**Task to carry out**:
Lines holding the string "simulation" are the ones to copy from this listing.

**Entries**:

---------------

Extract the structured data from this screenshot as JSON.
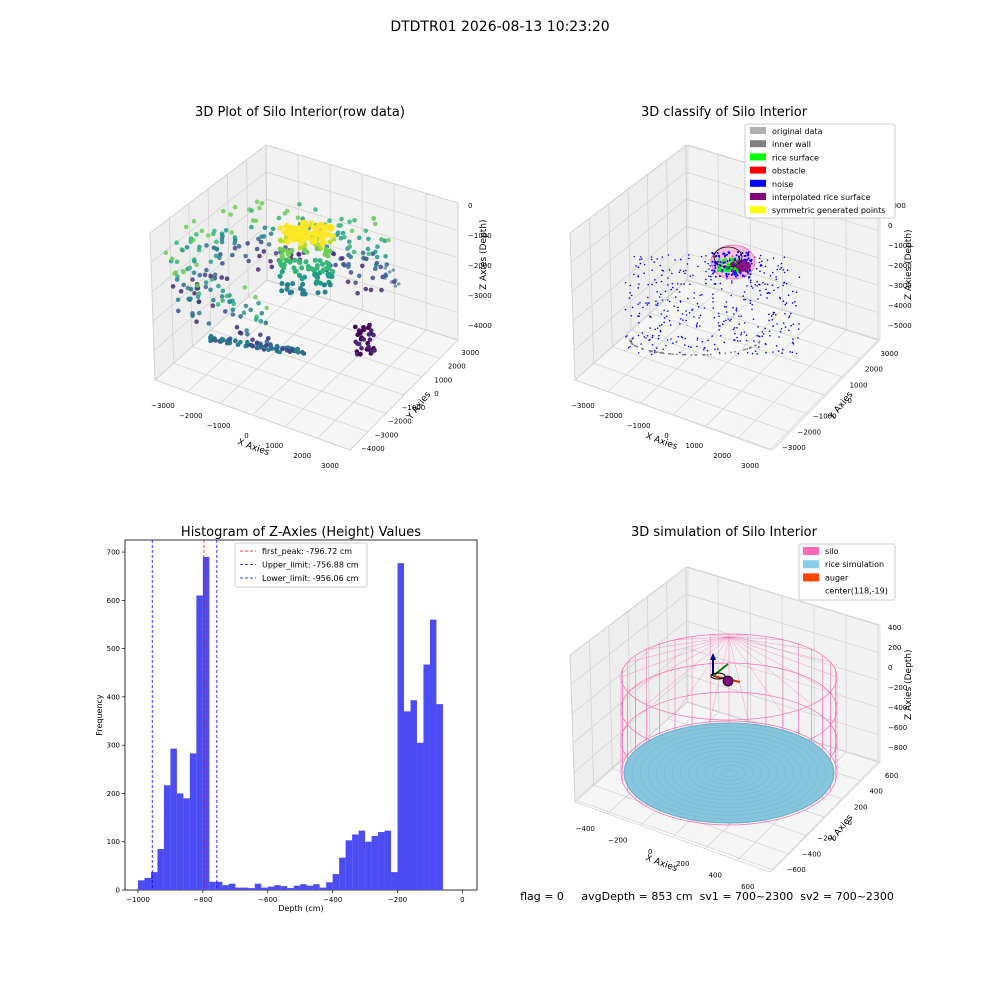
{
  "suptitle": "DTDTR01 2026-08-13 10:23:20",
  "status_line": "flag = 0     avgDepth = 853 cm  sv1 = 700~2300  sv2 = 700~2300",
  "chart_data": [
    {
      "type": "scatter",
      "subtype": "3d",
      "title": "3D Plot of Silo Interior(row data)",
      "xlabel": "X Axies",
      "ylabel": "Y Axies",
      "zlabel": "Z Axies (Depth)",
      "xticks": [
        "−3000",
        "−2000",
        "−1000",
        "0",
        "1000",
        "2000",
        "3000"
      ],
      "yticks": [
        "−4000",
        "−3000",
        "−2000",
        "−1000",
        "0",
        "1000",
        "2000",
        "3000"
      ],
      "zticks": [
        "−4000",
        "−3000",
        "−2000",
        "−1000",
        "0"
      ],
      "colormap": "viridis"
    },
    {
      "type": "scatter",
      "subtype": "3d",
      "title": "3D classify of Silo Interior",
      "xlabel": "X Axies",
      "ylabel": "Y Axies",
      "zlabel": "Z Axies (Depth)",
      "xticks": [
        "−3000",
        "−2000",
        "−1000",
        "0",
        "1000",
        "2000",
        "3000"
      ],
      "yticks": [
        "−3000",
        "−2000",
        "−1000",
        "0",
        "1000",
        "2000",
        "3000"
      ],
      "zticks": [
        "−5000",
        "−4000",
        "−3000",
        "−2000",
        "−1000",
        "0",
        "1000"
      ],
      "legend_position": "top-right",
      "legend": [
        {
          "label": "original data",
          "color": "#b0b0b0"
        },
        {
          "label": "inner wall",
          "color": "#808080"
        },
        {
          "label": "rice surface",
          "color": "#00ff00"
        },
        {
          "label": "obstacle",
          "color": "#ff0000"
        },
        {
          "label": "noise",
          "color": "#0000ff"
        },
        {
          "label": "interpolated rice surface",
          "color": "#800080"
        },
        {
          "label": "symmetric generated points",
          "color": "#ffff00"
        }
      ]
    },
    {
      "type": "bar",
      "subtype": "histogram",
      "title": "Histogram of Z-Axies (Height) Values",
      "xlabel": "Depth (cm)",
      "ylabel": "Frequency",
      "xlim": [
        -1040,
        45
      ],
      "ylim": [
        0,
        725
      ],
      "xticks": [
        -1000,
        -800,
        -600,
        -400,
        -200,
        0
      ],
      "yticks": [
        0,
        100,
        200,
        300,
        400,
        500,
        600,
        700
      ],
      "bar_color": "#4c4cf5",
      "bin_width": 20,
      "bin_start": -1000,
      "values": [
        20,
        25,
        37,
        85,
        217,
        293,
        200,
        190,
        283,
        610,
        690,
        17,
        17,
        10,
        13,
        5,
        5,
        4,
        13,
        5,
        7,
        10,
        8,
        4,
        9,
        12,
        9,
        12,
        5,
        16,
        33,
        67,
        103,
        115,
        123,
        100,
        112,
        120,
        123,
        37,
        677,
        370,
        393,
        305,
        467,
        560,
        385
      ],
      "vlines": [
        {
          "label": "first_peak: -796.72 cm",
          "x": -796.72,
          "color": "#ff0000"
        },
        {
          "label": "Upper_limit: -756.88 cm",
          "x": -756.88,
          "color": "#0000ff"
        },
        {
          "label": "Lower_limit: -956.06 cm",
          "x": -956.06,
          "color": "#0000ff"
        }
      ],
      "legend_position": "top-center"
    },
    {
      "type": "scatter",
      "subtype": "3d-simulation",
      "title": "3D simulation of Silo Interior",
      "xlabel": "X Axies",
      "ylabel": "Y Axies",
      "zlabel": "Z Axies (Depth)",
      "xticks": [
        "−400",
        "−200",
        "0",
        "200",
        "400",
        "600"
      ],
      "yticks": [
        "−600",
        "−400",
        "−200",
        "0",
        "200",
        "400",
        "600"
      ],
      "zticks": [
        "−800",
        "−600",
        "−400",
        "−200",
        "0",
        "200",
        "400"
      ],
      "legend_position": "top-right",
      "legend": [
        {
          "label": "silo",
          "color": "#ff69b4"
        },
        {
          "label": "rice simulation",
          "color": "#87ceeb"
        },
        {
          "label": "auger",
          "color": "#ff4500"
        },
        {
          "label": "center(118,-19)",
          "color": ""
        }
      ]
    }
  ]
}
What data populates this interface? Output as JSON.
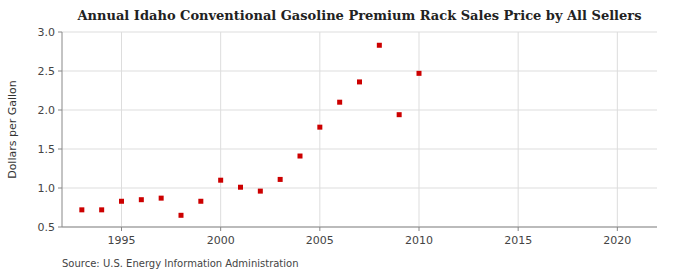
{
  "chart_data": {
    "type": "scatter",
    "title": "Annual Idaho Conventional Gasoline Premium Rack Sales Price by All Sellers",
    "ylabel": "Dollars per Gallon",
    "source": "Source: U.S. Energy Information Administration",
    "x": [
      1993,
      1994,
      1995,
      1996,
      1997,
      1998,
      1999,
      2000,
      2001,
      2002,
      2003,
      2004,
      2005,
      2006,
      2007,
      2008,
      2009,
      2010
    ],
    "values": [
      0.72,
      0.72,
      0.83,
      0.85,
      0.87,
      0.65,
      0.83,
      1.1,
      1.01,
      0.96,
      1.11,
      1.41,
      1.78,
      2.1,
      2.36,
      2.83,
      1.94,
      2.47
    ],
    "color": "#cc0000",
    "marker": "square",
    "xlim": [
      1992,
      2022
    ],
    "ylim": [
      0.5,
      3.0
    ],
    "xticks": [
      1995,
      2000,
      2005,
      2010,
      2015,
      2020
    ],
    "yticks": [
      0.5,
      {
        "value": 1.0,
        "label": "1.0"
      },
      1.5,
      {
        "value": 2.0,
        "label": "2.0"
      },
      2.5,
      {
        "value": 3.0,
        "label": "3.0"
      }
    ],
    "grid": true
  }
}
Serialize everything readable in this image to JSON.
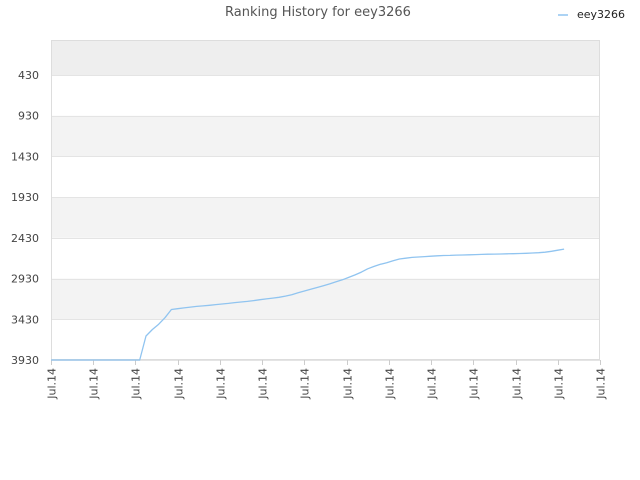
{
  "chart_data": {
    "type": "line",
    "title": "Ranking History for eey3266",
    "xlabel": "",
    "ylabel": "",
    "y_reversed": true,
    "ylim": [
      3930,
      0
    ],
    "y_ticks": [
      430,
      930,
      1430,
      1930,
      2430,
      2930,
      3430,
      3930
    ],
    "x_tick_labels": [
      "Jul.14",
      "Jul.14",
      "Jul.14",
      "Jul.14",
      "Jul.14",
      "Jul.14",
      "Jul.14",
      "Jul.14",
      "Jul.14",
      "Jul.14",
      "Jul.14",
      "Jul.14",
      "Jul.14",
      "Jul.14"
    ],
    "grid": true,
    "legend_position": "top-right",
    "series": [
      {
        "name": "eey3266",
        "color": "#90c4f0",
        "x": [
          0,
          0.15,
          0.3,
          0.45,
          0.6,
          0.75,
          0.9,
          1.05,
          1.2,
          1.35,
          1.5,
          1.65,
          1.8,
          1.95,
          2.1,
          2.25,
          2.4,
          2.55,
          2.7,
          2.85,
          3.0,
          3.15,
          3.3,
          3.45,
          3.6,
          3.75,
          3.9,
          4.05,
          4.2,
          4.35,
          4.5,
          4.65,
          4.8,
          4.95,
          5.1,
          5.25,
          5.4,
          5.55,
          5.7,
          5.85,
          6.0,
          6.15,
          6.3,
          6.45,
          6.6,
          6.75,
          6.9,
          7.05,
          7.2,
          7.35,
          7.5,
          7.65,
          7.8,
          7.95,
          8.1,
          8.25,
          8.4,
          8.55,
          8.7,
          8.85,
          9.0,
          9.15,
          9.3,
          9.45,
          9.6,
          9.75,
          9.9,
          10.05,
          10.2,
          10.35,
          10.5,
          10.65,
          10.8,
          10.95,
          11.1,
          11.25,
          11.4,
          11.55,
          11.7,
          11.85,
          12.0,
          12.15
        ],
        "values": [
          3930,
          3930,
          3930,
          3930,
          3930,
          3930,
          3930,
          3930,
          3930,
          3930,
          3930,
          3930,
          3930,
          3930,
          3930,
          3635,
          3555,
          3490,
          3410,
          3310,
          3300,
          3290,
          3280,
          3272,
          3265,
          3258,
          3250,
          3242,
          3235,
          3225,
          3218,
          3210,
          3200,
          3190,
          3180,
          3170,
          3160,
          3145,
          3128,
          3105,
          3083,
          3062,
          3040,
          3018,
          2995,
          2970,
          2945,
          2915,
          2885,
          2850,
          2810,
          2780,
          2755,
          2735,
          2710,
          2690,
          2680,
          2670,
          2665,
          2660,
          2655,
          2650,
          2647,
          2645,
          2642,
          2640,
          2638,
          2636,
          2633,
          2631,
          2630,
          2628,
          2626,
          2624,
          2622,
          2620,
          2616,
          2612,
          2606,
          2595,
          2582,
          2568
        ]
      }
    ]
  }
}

---------------

**Final answer**:
      "subtype": "3d-simulation",
      "title": "3D simulation of Silo Interior",
          "label": "rice simulation",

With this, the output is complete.